### DIRECTION
Pick out each line below containing "College".

********************

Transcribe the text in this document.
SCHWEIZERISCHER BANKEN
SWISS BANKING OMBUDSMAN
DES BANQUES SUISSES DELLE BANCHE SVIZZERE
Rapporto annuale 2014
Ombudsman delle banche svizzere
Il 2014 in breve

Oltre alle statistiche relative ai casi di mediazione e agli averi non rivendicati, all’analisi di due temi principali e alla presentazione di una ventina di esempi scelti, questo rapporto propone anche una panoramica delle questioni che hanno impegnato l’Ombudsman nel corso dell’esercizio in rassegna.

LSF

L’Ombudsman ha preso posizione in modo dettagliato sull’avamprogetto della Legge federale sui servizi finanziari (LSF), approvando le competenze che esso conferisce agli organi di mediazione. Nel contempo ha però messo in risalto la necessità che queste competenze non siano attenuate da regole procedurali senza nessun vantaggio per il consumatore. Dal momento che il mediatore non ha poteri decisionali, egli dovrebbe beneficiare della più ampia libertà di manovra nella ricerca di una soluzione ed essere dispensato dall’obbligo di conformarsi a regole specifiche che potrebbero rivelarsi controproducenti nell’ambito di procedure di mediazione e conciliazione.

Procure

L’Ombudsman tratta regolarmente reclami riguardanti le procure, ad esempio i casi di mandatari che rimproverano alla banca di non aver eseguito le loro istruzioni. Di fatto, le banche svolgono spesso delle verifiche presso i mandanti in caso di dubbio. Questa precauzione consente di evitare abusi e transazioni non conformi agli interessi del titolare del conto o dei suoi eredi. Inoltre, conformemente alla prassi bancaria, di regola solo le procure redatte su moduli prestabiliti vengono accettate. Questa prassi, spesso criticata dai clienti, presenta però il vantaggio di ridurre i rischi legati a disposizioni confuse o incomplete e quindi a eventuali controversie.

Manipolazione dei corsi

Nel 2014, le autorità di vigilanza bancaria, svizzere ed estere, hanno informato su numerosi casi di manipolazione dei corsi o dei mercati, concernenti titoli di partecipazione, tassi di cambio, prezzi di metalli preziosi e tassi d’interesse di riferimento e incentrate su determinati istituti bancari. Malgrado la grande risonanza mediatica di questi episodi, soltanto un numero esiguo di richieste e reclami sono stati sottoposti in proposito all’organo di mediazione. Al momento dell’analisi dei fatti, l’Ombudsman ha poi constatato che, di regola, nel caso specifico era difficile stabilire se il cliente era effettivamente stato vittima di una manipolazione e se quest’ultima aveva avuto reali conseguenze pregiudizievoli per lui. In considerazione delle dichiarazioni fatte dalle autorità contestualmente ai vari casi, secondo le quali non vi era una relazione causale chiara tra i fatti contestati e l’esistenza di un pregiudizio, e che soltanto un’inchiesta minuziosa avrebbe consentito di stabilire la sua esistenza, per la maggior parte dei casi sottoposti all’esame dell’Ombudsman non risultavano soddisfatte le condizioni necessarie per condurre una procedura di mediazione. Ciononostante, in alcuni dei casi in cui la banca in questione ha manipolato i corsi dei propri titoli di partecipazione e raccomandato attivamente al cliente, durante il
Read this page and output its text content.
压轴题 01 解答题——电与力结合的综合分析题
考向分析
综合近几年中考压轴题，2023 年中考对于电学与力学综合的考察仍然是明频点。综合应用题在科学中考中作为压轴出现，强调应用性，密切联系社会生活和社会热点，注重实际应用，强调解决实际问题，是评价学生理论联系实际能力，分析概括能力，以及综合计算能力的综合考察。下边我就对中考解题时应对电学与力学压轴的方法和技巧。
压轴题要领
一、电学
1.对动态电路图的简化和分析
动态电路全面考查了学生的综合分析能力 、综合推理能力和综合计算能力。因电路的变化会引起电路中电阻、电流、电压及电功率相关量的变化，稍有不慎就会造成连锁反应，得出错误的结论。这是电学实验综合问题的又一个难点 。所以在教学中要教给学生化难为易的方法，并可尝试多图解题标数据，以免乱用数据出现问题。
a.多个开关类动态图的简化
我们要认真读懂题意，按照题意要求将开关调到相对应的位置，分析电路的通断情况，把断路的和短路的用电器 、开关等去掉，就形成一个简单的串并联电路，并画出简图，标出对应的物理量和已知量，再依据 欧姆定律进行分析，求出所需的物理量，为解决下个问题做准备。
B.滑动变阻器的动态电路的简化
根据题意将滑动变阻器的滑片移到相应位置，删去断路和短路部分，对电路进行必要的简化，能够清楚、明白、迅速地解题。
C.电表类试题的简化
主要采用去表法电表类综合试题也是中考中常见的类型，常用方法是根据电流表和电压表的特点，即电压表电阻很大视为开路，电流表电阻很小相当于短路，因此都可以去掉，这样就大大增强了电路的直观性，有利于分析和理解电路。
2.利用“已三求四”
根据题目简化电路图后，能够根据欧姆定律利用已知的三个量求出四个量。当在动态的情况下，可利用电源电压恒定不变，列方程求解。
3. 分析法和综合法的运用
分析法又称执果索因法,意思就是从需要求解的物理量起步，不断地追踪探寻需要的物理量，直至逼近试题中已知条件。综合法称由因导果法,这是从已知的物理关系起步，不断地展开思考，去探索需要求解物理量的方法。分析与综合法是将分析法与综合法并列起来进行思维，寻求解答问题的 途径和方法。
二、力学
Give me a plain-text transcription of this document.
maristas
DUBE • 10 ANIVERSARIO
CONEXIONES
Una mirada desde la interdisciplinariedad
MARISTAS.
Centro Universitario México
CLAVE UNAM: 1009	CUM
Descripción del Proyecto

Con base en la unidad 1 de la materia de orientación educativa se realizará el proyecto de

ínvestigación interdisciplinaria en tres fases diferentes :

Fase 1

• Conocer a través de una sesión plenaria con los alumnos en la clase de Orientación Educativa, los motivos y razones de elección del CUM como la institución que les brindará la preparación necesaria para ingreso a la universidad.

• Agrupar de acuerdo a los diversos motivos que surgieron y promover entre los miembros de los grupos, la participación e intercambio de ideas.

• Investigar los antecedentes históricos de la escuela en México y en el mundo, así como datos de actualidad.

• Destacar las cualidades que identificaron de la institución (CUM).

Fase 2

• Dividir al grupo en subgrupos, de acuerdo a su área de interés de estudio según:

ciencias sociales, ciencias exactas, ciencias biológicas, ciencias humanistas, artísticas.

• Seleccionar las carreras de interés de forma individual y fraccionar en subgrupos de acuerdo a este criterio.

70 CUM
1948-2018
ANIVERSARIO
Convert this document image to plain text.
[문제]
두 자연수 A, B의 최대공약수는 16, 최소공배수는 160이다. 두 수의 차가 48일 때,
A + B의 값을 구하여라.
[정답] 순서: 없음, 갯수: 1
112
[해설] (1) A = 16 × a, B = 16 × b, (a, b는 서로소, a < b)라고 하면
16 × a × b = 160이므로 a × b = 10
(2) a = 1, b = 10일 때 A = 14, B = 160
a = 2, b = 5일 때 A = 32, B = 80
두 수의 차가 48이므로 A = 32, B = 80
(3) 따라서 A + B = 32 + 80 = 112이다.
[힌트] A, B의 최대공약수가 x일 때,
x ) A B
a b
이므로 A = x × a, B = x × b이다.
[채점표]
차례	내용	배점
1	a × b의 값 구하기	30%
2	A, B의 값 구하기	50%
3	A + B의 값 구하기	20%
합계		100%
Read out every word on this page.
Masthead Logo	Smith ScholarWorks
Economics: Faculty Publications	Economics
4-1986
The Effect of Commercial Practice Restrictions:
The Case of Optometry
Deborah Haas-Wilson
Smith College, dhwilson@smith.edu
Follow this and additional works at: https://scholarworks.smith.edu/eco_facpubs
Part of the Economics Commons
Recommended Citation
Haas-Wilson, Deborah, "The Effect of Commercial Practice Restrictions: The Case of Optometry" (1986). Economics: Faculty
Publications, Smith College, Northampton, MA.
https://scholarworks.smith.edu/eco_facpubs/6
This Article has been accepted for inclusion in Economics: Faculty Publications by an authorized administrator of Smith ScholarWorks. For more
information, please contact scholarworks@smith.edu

********************

### THE RESULT
Smith College, dhwilson@smith.edu
Publications, Smith College, Northampton, MA.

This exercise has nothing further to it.